→ **Exercise requirements**:
Find the number of lines in these records where the word "color" appears. Reply with that number and nothing more.

→ **Records contained in a dataset**:
#####

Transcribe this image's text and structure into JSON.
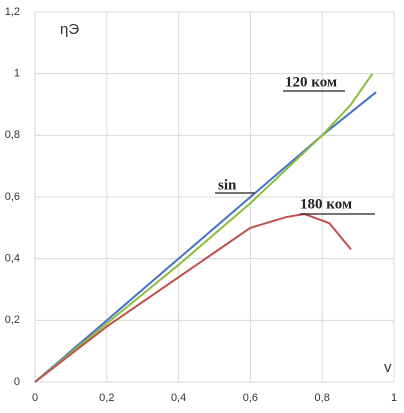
{
  "chart_data": {
    "type": "line",
    "x_label": "v",
    "y_label": "ηЭ",
    "xlim": [
      0,
      1
    ],
    "ylim": [
      0,
      1.2
    ],
    "xticks": [
      0,
      {
        "value": 0.2,
        "label": "0,2"
      },
      {
        "value": 0.4,
        "label": "0,4"
      },
      {
        "value": 0.6,
        "label": "0,6"
      },
      {
        "value": 0.8,
        "label": "0,8"
      },
      1
    ],
    "yticks": [
      0,
      {
        "value": 0.2,
        "label": "0,2"
      },
      {
        "value": 0.4,
        "label": "0,4"
      },
      {
        "value": 0.6,
        "label": "0,6"
      },
      {
        "value": 0.8,
        "label": "0,8"
      },
      1,
      {
        "value": 1.2,
        "label": "1,2"
      }
    ],
    "grid": true,
    "series": [
      {
        "name": "sin",
        "color": "#4472c4",
        "x": [
          0,
          0.2,
          0.4,
          0.6,
          0.8,
          0.95
        ],
        "values": [
          0,
          0.2,
          0.4,
          0.6,
          0.8,
          0.94
        ]
      },
      {
        "name": "120 ком",
        "color": "#8fbc3c",
        "x": [
          0,
          0.2,
          0.4,
          0.6,
          0.8,
          0.88,
          0.94
        ],
        "values": [
          0,
          0.19,
          0.38,
          0.58,
          0.8,
          0.9,
          1.0
        ]
      },
      {
        "name": "180 ком",
        "color": "#c0504d",
        "x": [
          0,
          0.2,
          0.4,
          0.5,
          0.6,
          0.7,
          0.75,
          0.82,
          0.88
        ],
        "values": [
          0,
          0.18,
          0.34,
          0.42,
          0.5,
          0.535,
          0.545,
          0.515,
          0.43
        ]
      }
    ]
  }
}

#####

→ **Answer to the exercise**:
3